■ Directive
Give the listing again character for character, but drop the images.

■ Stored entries
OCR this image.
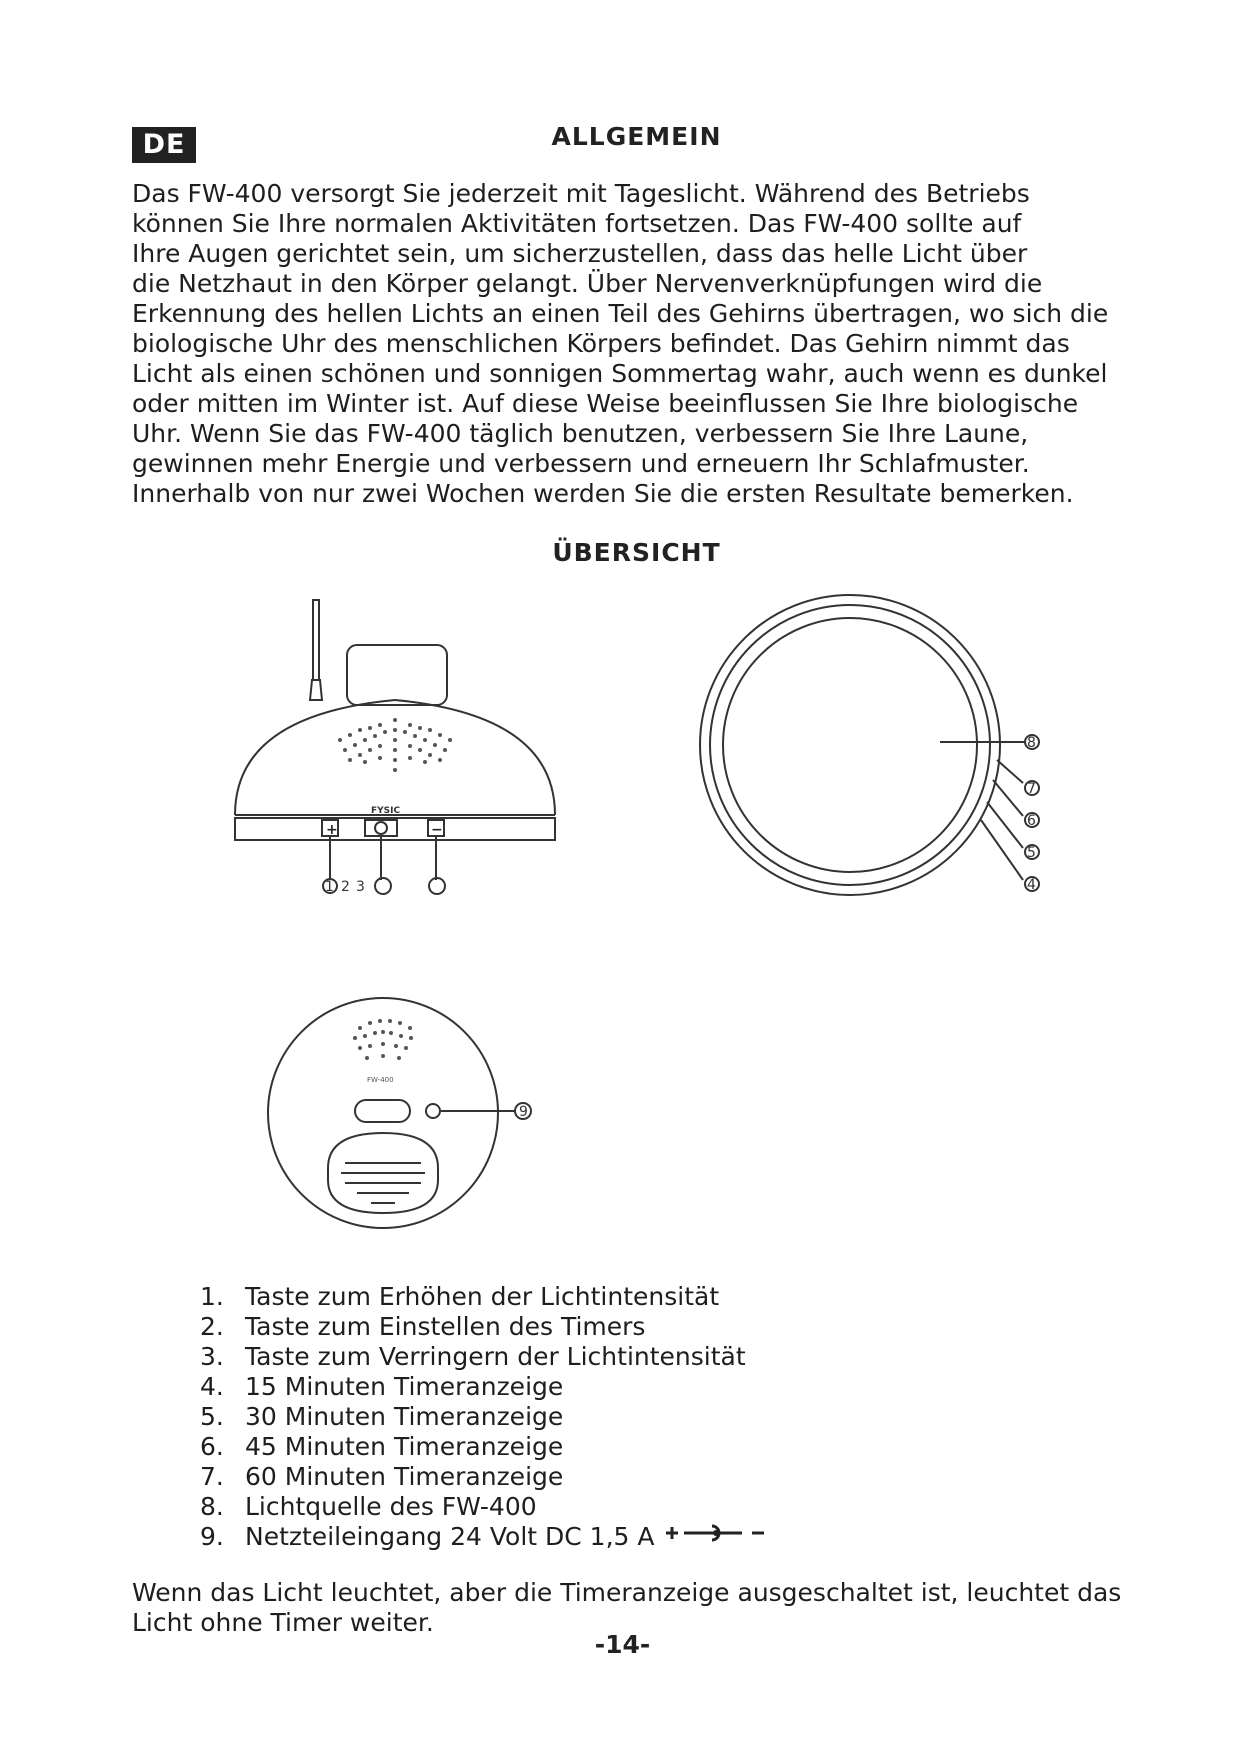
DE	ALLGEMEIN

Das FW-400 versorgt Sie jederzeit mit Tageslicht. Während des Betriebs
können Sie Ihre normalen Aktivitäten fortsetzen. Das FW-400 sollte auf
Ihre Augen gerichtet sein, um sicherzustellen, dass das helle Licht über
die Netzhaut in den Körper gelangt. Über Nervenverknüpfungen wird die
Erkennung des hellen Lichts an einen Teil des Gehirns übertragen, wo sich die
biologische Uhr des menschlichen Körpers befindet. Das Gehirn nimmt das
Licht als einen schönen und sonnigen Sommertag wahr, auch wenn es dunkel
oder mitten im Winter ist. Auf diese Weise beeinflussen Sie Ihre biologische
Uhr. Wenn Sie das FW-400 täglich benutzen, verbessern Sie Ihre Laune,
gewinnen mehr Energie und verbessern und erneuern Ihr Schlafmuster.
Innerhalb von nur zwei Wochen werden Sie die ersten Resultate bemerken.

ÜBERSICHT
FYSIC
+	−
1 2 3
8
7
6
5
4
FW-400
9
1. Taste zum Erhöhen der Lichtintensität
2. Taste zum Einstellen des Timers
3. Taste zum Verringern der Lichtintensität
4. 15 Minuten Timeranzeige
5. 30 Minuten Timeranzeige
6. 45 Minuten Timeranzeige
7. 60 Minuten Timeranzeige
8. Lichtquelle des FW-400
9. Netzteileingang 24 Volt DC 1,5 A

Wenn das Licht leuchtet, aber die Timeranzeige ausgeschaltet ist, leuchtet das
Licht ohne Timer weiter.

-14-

■ Task answer
OCR this image.
DE	ALLGEMEIN

Das FW-400 versorgt Sie jederzeit mit Tageslicht. Während des Betriebs
können Sie Ihre normalen Aktivitäten fortsetzen. Das FW-400 sollte auf
Ihre Augen gerichtet sein, um sicherzustellen, dass das helle Licht über
die Netzhaut in den Körper gelangt. Über Nervenverknüpfungen wird die
Erkennung des hellen Lichts an einen Teil des Gehirns übertragen, wo sich die
biologische Uhr des menschlichen Körpers befindet. Das Gehirn nimmt das
Licht als einen schönen und sonnigen Sommertag wahr, auch wenn es dunkel
oder mitten im Winter ist. Auf diese Weise beeinflussen Sie Ihre biologische
Uhr. Wenn Sie das FW-400 täglich benutzen, verbessern Sie Ihre Laune,
gewinnen mehr Energie und verbessern und erneuern Ihr Schlafmuster.
Innerhalb von nur zwei Wochen werden Sie die ersten Resultate bemerken.

ÜBERSICHT
FYSIC
+	−
1 2 3
8
7
6
5
4
FW-400
9
1. Taste zum Erhöhen der Lichtintensität
2. Taste zum Einstellen des Timers
3. Taste zum Verringern der Lichtintensität
4. 15 Minuten Timeranzeige
5. 30 Minuten Timeranzeige
6. 45 Minuten Timeranzeige
7. 60 Minuten Timeranzeige
8. Lichtquelle des FW-400
9. Netzteileingang 24 Volt DC 1,5 A

Wenn das Licht leuchtet, aber die Timeranzeige ausgeschaltet ist, leuchtet das
Licht ohne Timer weiter.

-14-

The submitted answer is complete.